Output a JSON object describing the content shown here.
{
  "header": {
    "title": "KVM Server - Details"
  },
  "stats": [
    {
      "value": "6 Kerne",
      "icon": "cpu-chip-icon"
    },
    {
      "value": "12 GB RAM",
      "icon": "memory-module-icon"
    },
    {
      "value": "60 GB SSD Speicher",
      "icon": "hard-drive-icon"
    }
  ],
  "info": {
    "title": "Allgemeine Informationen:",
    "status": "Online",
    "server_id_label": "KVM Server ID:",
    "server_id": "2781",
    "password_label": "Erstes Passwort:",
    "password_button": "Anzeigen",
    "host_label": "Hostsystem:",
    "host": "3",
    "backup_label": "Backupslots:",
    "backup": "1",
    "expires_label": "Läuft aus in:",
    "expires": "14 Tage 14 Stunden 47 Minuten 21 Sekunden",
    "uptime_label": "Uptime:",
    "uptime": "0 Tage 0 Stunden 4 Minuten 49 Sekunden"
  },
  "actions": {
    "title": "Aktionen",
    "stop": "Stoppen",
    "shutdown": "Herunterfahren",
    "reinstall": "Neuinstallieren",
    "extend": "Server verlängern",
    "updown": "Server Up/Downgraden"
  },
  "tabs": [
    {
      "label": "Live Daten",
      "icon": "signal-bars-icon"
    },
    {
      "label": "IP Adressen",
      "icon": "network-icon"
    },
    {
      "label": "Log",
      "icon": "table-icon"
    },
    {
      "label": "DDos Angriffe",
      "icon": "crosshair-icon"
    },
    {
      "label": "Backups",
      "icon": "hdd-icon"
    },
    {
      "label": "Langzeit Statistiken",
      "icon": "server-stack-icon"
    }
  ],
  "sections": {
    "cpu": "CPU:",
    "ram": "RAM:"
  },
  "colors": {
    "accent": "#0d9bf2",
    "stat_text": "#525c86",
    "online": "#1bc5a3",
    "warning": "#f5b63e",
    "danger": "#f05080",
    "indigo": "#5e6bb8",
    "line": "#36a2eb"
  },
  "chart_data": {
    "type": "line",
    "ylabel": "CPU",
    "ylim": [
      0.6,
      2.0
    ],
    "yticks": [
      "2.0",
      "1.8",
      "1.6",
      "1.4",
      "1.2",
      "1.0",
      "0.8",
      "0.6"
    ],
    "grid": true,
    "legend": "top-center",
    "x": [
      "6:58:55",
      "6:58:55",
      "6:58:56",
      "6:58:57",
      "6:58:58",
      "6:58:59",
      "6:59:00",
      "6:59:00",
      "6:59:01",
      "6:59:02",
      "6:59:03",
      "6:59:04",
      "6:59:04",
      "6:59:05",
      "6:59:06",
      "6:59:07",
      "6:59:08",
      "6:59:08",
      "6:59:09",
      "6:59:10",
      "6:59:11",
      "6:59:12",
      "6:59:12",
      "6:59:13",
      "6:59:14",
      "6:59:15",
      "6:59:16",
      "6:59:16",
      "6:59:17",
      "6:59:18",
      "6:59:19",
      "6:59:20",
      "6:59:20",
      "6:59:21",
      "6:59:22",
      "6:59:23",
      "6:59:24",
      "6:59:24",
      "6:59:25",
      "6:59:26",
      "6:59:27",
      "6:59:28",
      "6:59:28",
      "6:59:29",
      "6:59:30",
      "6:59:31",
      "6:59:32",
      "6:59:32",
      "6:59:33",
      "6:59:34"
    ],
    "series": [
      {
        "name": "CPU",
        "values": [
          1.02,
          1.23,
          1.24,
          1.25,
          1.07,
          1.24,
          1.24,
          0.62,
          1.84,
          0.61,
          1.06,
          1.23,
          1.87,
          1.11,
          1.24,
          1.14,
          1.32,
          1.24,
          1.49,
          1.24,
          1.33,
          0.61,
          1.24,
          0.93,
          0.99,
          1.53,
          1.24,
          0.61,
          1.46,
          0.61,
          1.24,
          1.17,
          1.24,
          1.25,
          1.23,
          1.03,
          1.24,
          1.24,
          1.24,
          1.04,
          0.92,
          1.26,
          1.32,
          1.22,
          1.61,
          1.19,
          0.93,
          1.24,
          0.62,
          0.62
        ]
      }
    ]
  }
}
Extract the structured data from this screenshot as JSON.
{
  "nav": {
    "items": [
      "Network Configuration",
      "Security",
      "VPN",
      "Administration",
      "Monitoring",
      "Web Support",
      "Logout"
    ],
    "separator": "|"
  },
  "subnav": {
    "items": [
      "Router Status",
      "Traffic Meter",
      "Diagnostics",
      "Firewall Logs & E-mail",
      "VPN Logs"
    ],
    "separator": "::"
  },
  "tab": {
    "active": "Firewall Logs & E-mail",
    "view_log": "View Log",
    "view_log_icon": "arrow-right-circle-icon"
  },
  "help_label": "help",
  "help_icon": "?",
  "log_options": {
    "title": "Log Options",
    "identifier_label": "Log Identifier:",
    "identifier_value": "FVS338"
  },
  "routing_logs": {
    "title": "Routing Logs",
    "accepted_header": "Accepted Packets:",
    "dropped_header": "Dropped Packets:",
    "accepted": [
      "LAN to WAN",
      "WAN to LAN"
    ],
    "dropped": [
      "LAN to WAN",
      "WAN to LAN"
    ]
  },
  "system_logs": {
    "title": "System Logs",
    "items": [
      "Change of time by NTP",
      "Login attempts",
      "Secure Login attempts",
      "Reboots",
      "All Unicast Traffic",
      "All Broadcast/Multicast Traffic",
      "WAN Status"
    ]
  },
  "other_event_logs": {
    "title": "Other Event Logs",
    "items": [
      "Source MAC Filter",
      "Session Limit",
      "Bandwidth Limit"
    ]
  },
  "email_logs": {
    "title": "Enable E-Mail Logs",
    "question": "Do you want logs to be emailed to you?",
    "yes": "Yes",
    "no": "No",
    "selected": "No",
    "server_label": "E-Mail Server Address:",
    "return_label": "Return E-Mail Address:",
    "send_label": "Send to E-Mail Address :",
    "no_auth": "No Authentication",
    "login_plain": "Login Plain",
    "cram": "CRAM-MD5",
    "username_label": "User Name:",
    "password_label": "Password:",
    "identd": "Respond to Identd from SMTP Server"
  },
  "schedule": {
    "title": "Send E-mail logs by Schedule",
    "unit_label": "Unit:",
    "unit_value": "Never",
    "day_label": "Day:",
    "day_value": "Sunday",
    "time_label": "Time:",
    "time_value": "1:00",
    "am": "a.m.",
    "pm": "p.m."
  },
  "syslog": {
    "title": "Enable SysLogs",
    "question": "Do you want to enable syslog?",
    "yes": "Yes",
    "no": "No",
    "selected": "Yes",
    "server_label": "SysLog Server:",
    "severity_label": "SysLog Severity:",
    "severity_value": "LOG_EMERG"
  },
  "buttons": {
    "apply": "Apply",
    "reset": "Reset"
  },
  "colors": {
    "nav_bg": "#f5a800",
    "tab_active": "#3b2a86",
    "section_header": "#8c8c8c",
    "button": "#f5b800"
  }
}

----------------

▸ **Description of the task**: Within the listing above, find every line containing the string "Login" and return it.

▸ **Full output**:
      "Login attempts",
      "Secure Login attempts",
    "login_plain": "Login Plain",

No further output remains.